Written task: Restate the entire listing word for word.

Extracted records:
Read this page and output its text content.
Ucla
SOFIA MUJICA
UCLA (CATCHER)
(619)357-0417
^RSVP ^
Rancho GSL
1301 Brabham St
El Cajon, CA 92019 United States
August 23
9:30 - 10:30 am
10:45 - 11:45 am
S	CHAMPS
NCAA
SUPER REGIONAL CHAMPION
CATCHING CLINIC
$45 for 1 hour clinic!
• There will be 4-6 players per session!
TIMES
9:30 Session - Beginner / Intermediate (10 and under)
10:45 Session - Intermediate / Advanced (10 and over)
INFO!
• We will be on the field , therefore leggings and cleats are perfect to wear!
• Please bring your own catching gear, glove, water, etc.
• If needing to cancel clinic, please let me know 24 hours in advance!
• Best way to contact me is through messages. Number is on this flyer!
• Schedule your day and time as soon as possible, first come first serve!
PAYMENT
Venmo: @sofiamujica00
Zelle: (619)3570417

Exercise solution:
Read this page and output its text content.
Ucla
SOFIA MUJICA
UCLA (CATCHER)
(619)357-0417
^RSVP ^
Rancho GSL
1301 Brabham St
El Cajon, CA 92019 United States
August 23
9:30 - 10:30 am
10:45 - 11:45 am
S	CHAMPS
NCAA
SUPER REGIONAL CHAMPION
CATCHING CLINIC
$45 for 1 hour clinic!
• There will be 4-6 players per session!
TIMES
9:30 Session - Beginner / Intermediate (10 and under)
10:45 Session - Intermediate / Advanced (10 and over)
INFO!
• We will be on the field , therefore leggings and cleats are perfect to wear!
• Please bring your own catching gear, glove, water, etc.
• If needing to cancel clinic, please let me know 24 hours in advance!
• Best way to contact me is through messages. Number is on this flyer!
• Schedule your day and time as soon as possible, first come first serve!
PAYMENT
Venmo: @sofiamujica00
Zelle: (619)3570417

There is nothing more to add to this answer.